◆ Written task ◆
Scan the data below. Pull out each line where "Presets" occurs.

◆ Excerpted data ◆

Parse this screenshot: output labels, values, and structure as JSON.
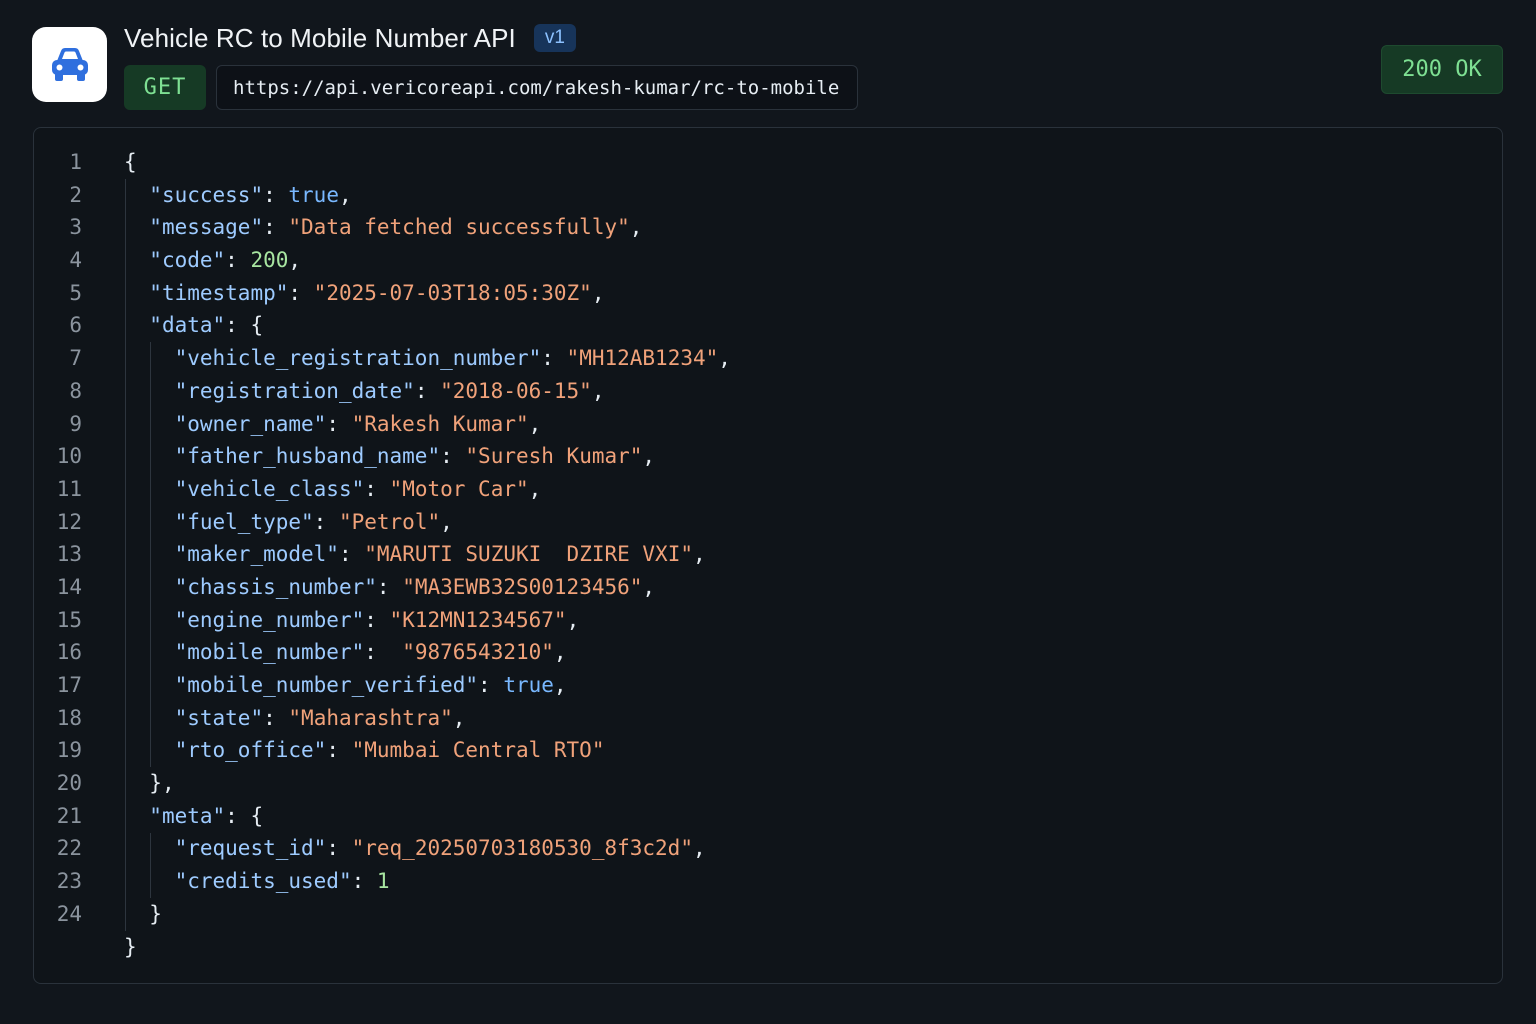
{
  "header": {
    "title": "Vehicle RC to Mobile Number API",
    "version": "v1",
    "method": "GET",
    "url": "https://api.vericoreapi.com/rakesh-kumar/rc-to-mobile",
    "status": "200 OK",
    "icon": "car-icon"
  },
  "colors": {
    "background": "#11161c",
    "method_green": "#7ee093",
    "key_blue": "#9ecbff",
    "string_orange": "#f0a27a"
  },
  "response": {
    "lines": [
      {
        "n": "1",
        "indent": 0,
        "parts": [
          [
            "p",
            "{"
          ]
        ]
      },
      {
        "n": "2",
        "indent": 1,
        "parts": [
          [
            "k",
            "\"success\""
          ],
          [
            "p",
            ": "
          ],
          [
            "b",
            "true"
          ],
          [
            "p",
            ","
          ]
        ]
      },
      {
        "n": "3",
        "indent": 1,
        "parts": [
          [
            "k",
            "\"message\""
          ],
          [
            "p",
            ": "
          ],
          [
            "s",
            "\"Data fetched successfully\""
          ],
          [
            "p",
            ","
          ]
        ]
      },
      {
        "n": "4",
        "indent": 1,
        "parts": [
          [
            "k",
            "\"code\""
          ],
          [
            "p",
            ": "
          ],
          [
            "n",
            "200"
          ],
          [
            "p",
            ","
          ]
        ]
      },
      {
        "n": "5",
        "indent": 1,
        "parts": [
          [
            "k",
            "\"timestamp\""
          ],
          [
            "p",
            ": "
          ],
          [
            "s",
            "\"2025-07-03T18:05:30Z\""
          ],
          [
            "p",
            ","
          ]
        ]
      },
      {
        "n": "6",
        "indent": 1,
        "parts": [
          [
            "k",
            "\"data\""
          ],
          [
            "p",
            ": {"
          ]
        ]
      },
      {
        "n": "7",
        "indent": 2,
        "parts": [
          [
            "k",
            "\"vehicle_registration_number\""
          ],
          [
            "p",
            ": "
          ],
          [
            "s",
            "\"MH12AB1234\""
          ],
          [
            "p",
            ","
          ]
        ]
      },
      {
        "n": "8",
        "indent": 2,
        "parts": [
          [
            "k",
            "\"registration_date\""
          ],
          [
            "p",
            ": "
          ],
          [
            "s",
            "\"2018-06-15\""
          ],
          [
            "p",
            ","
          ]
        ]
      },
      {
        "n": "9",
        "indent": 2,
        "parts": [
          [
            "k",
            "\"owner_name\""
          ],
          [
            "p",
            ": "
          ],
          [
            "s",
            "\"Rakesh Kumar\""
          ],
          [
            "p",
            ","
          ]
        ]
      },
      {
        "n": "10",
        "indent": 2,
        "parts": [
          [
            "k",
            "\"father_husband_name\""
          ],
          [
            "p",
            ": "
          ],
          [
            "s",
            "\"Suresh Kumar\""
          ],
          [
            "p",
            ","
          ]
        ]
      },
      {
        "n": "11",
        "indent": 2,
        "parts": [
          [
            "k",
            "\"vehicle_class\""
          ],
          [
            "p",
            ": "
          ],
          [
            "s",
            "\"Motor Car\""
          ],
          [
            "p",
            ","
          ]
        ]
      },
      {
        "n": "12",
        "indent": 2,
        "parts": [
          [
            "k",
            "\"fuel_type\""
          ],
          [
            "p",
            ": "
          ],
          [
            "s",
            "\"Petrol\""
          ],
          [
            "p",
            ","
          ]
        ]
      },
      {
        "n": "13",
        "indent": 2,
        "parts": [
          [
            "k",
            "\"maker_model\""
          ],
          [
            "p",
            ": "
          ],
          [
            "s",
            "\"MARUTI SUZUKI  DZIRE VXI\""
          ],
          [
            "p",
            ","
          ]
        ]
      },
      {
        "n": "14",
        "indent": 2,
        "parts": [
          [
            "k",
            "\"chassis_number\""
          ],
          [
            "p",
            ": "
          ],
          [
            "s",
            "\"MA3EWB32S00123456\""
          ],
          [
            "p",
            ","
          ]
        ]
      },
      {
        "n": "15",
        "indent": 2,
        "parts": [
          [
            "k",
            "\"engine_number\""
          ],
          [
            "p",
            ": "
          ],
          [
            "s",
            "\"K12MN1234567\""
          ],
          [
            "p",
            ","
          ]
        ]
      },
      {
        "n": "16",
        "indent": 2,
        "parts": [
          [
            "k",
            "\"mobile_number\""
          ],
          [
            "p",
            ":  "
          ],
          [
            "s",
            "\"9876543210\""
          ],
          [
            "p",
            ","
          ]
        ]
      },
      {
        "n": "17",
        "indent": 2,
        "parts": [
          [
            "k",
            "\"mobile_number_verified\""
          ],
          [
            "p",
            ": "
          ],
          [
            "b",
            "true"
          ],
          [
            "p",
            ","
          ]
        ]
      },
      {
        "n": "18",
        "indent": 2,
        "parts": [
          [
            "k",
            "\"state\""
          ],
          [
            "p",
            ": "
          ],
          [
            "s",
            "\"Maharashtra\""
          ],
          [
            "p",
            ","
          ]
        ]
      },
      {
        "n": "19",
        "indent": 2,
        "parts": [
          [
            "k",
            "\"rto_office\""
          ],
          [
            "p",
            ": "
          ],
          [
            "s",
            "\"Mumbai Central RTO\""
          ]
        ]
      },
      {
        "n": "20",
        "indent": 1,
        "parts": [
          [
            "p",
            "},"
          ]
        ]
      },
      {
        "n": "21",
        "indent": 1,
        "parts": [
          [
            "k",
            "\"meta\""
          ],
          [
            "p",
            ": {"
          ]
        ]
      },
      {
        "n": "22",
        "indent": 2,
        "parts": [
          [
            "k",
            "\"request_id\""
          ],
          [
            "p",
            ": "
          ],
          [
            "s",
            "\"req_20250703180530_8f3c2d\""
          ],
          [
            "p",
            ","
          ]
        ]
      },
      {
        "n": "23",
        "indent": 2,
        "parts": [
          [
            "k",
            "\"credits_used\""
          ],
          [
            "p",
            ": "
          ],
          [
            "n",
            "1"
          ]
        ]
      },
      {
        "n": "24",
        "indent": 1,
        "parts": [
          [
            "p",
            "}"
          ]
        ]
      },
      {
        "n": "",
        "indent": 0,
        "parts": [
          [
            "p",
            "}"
          ]
        ]
      }
    ]
  }
}
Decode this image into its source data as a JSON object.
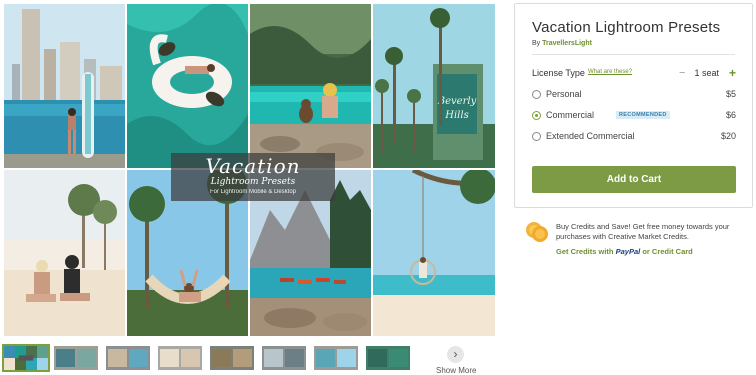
{
  "gallery": {
    "overlay": {
      "title": "Vacation",
      "subtitle": "Lightroom Presets",
      "caption": "For Lightroom Mobile & Desktop"
    },
    "tiles": [
      {
        "icon": "city-beach-paddleboard-photo"
      },
      {
        "icon": "flamingo-float-pool-photo"
      },
      {
        "icon": "lagoon-dog-woman-photo"
      },
      {
        "icon": "palm-hotel-sign-photo"
      },
      {
        "icon": "beach-friends-palms-photo"
      },
      {
        "icon": "hammock-tropics-photo"
      },
      {
        "icon": "mountain-lake-canoes-photo"
      },
      {
        "icon": "beach-swing-palm-photo"
      }
    ],
    "show_more": "Show More",
    "next_icon": "chevron-right-icon"
  },
  "product": {
    "title": "Vacation Lightroom Presets",
    "by_prefix": "By",
    "author": "TravellersLight",
    "license_label": "License Type",
    "license_link": "What are these?",
    "quantity": "1 seat",
    "options": [
      {
        "name": "Personal",
        "price": "$5",
        "checked": false
      },
      {
        "name": "Commercial",
        "price": "$6",
        "checked": true,
        "badge": "RECOMMENDED"
      },
      {
        "name": "Extended Commercial",
        "price": "$20",
        "checked": false
      }
    ],
    "add_to_cart": "Add to Cart"
  },
  "promo": {
    "text": "Buy Credits and Save! Get free money towards your purchases with Creative Market Credits.",
    "link_prefix": "Get Credits with",
    "paypal": "PayPal",
    "link_suffix": "or Credit Card"
  },
  "colors": {
    "accent_green": "#7d9a45",
    "link_green": "#6f8f2f",
    "badge_bg": "#d8ecf7",
    "badge_text": "#3b7fa8"
  }
}
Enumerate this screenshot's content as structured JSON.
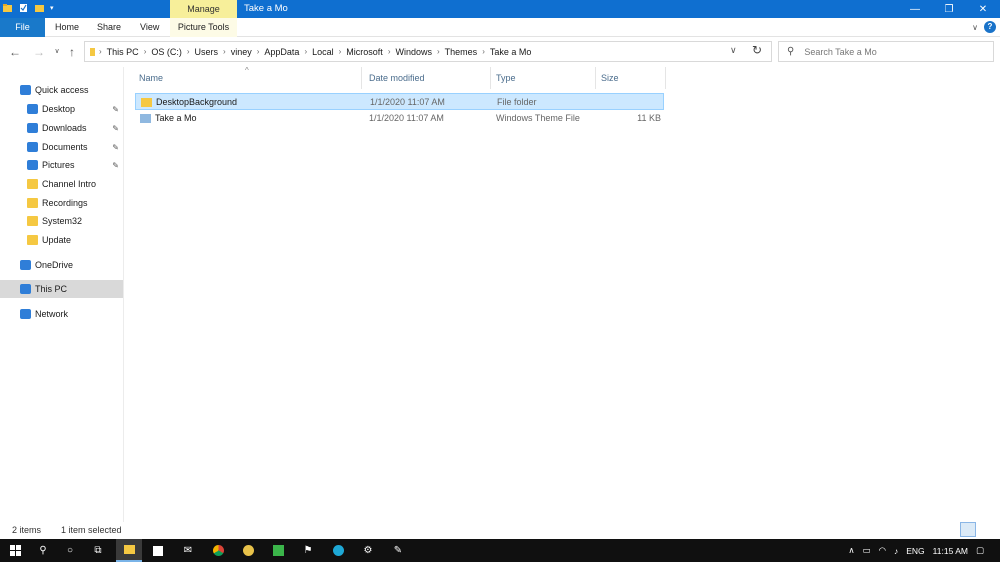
{
  "window": {
    "title": "Take a Mo",
    "contextual_tab": "Manage",
    "controls": {
      "minimize": "—",
      "restore": "❐",
      "close": "✕"
    }
  },
  "ribbon": {
    "file": "File",
    "tabs": [
      "Home",
      "Share",
      "View"
    ],
    "contextual": "Picture Tools"
  },
  "address": {
    "crumbs": [
      "This PC",
      "OS (C:)",
      "Users",
      "viney",
      "AppData",
      "Local",
      "Microsoft",
      "Windows",
      "Themes",
      "Take a Mo"
    ]
  },
  "search": {
    "placeholder": "Search Take a Mo"
  },
  "nav": {
    "items": [
      {
        "label": "Quick access",
        "icon": "star-icon",
        "pinned": false
      },
      {
        "label": "Desktop",
        "icon": "desktop-icon",
        "pinned": true
      },
      {
        "label": "Downloads",
        "icon": "download-icon",
        "pinned": true
      },
      {
        "label": "Documents",
        "icon": "documents-icon",
        "pinned": true
      },
      {
        "label": "Pictures",
        "icon": "pictures-icon",
        "pinned": true
      },
      {
        "label": "Channel Intro",
        "icon": "folder-icon",
        "pinned": false
      },
      {
        "label": "Recordings",
        "icon": "folder-icon",
        "pinned": false
      },
      {
        "label": "System32",
        "icon": "folder-icon",
        "pinned": false
      },
      {
        "label": "Update",
        "icon": "folder-icon",
        "pinned": false
      },
      {
        "label": "OneDrive",
        "icon": "cloud-icon",
        "pinned": false
      },
      {
        "label": "This PC",
        "icon": "computer-icon",
        "pinned": false
      },
      {
        "label": "Network",
        "icon": "network-icon",
        "pinned": false
      }
    ]
  },
  "columns": {
    "name": "Name",
    "date": "Date modified",
    "type": "Type",
    "size": "Size"
  },
  "files": [
    {
      "name": "DesktopBackground",
      "date": "1/1/2020 11:07 AM",
      "type": "File folder",
      "size": "",
      "icon": "folder-icon",
      "selected": true
    },
    {
      "name": "Take a Mo",
      "date": "1/1/2020 11:07 AM",
      "type": "Windows Theme File",
      "size": "11 KB",
      "icon": "theme-file-icon",
      "selected": false
    }
  ],
  "status": {
    "count": "2 items",
    "selection": "1 item selected"
  },
  "taskbar": {
    "lang": "ENG",
    "time": "11:15 AM"
  },
  "colors": {
    "titlebar": "#0f6fd0",
    "selection": "#cce8ff",
    "manage": "#f7ef9a"
  }
}
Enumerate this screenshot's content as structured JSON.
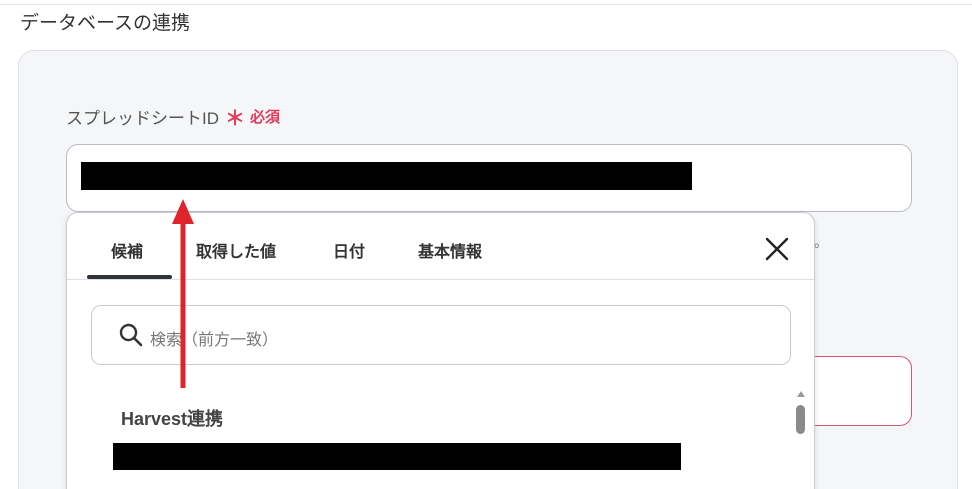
{
  "section_title": "データベースの連携",
  "field": {
    "label": "スプレッドシートID",
    "required_mark": "＊",
    "required_text": "必須"
  },
  "hint_fragment": "。",
  "popup": {
    "tabs": [
      {
        "label": "候補",
        "active": true
      },
      {
        "label": "取得した値",
        "active": false
      },
      {
        "label": "日付",
        "active": false
      },
      {
        "label": "基本情報",
        "active": false
      }
    ],
    "search_placeholder": "検索（前方一致）",
    "list_title": "Harvest連携"
  },
  "colors": {
    "required": "#e03c5b",
    "arrow": "#e0242b",
    "panel_bg": "#f5f6f7"
  }
}
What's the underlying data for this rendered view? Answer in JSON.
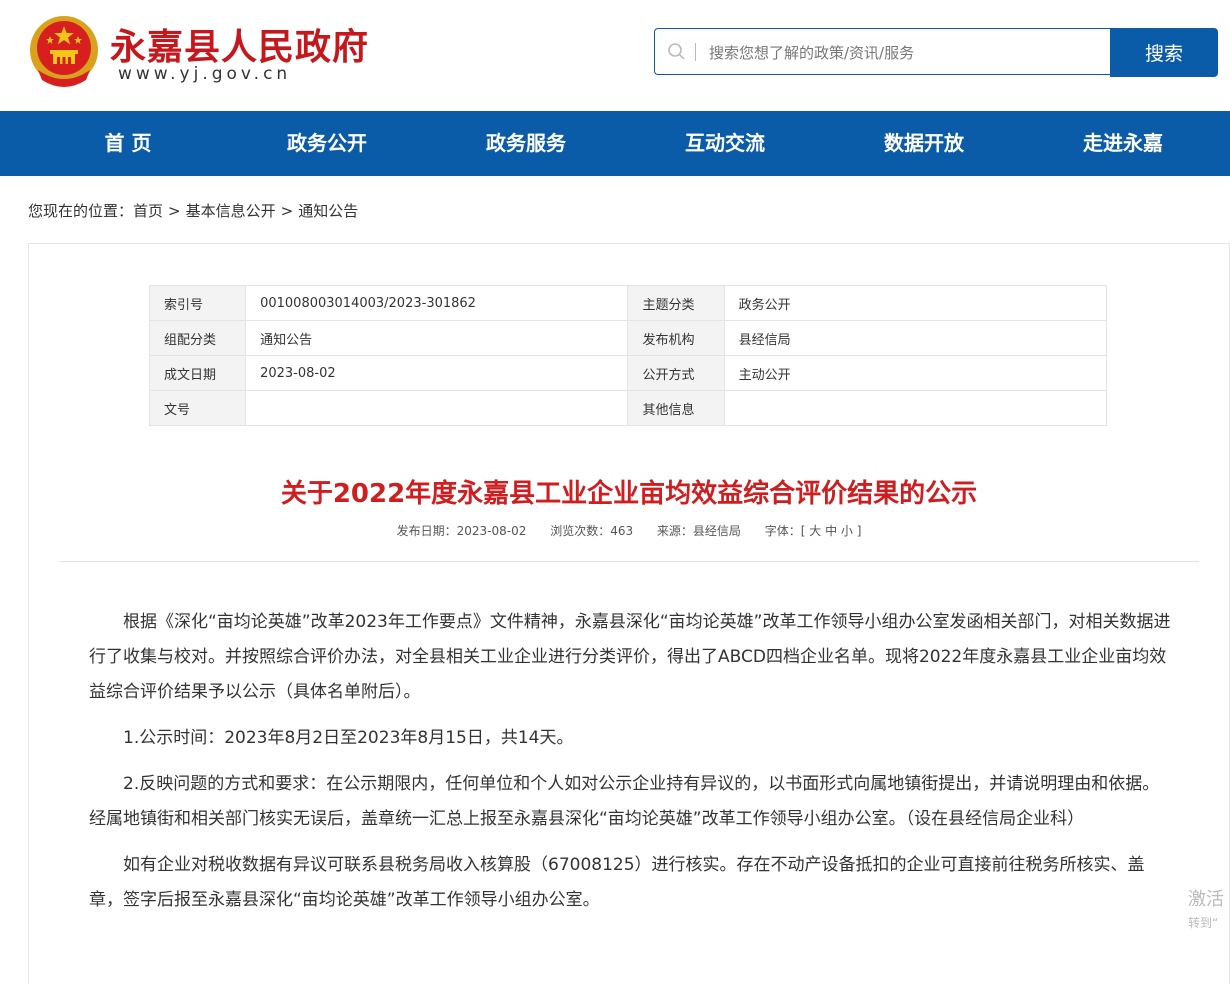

◆ Finished answer ◆
      "subtitle": "Lightroom Presets",
    "title": "Vacation Lightroom Presets",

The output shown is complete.